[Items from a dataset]
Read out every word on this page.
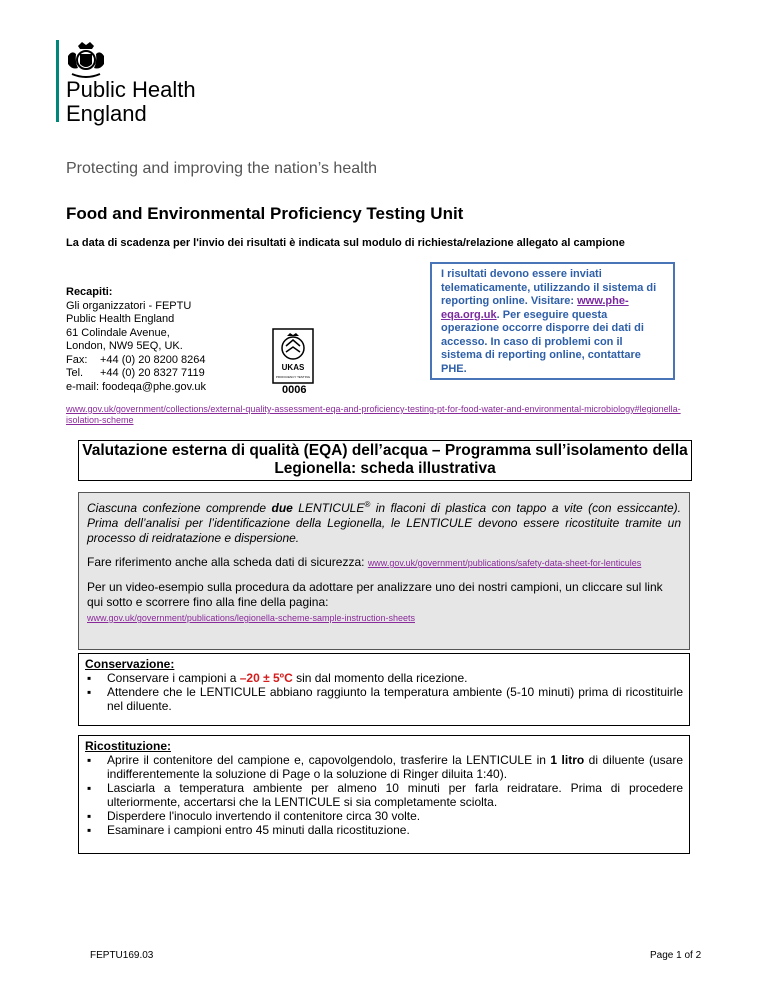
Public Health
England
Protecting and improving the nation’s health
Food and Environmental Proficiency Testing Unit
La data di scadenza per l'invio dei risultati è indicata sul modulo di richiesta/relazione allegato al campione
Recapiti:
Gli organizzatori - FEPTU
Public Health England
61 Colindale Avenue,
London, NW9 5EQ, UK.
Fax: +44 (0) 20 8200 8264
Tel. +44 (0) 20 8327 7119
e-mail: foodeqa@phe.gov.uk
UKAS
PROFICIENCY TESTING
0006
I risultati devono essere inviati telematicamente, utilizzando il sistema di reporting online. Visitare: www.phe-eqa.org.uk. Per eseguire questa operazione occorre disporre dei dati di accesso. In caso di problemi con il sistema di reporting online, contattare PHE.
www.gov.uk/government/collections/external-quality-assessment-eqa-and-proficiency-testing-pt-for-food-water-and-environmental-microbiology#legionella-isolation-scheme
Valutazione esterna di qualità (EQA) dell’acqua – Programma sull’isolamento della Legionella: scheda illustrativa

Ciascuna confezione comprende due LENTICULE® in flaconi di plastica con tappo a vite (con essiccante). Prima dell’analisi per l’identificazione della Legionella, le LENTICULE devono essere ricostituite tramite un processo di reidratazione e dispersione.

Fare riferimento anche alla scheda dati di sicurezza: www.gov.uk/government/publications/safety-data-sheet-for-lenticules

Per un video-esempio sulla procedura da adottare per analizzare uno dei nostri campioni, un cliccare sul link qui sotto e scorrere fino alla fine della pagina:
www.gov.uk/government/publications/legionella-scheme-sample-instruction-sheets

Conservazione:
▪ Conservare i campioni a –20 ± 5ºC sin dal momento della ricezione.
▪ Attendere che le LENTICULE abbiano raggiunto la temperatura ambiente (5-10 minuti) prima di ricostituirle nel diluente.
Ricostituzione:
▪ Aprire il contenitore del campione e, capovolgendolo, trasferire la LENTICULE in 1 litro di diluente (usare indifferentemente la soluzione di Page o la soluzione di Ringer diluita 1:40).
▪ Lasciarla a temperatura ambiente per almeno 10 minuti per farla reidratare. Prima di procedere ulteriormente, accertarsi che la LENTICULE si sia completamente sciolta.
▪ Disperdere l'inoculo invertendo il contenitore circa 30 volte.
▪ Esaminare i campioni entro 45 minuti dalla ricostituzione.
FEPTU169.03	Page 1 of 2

Requirements ▸ Extract, from the listing above, every line where the string "government" occurs.

Exercise answer ▸
www.gov.uk/government/collections/external-quality-assessment-eqa-and-proficiency-testing-pt-for-food-water-and-environmental-microbiology#legionella-isolation-scheme
Fare riferimento anche alla scheda dati di sicurezza: www.gov.uk/government/publications/safety-data-sheet-for-lenticules
www.gov.uk/government/publications/legionella-scheme-sample-instruction-sheets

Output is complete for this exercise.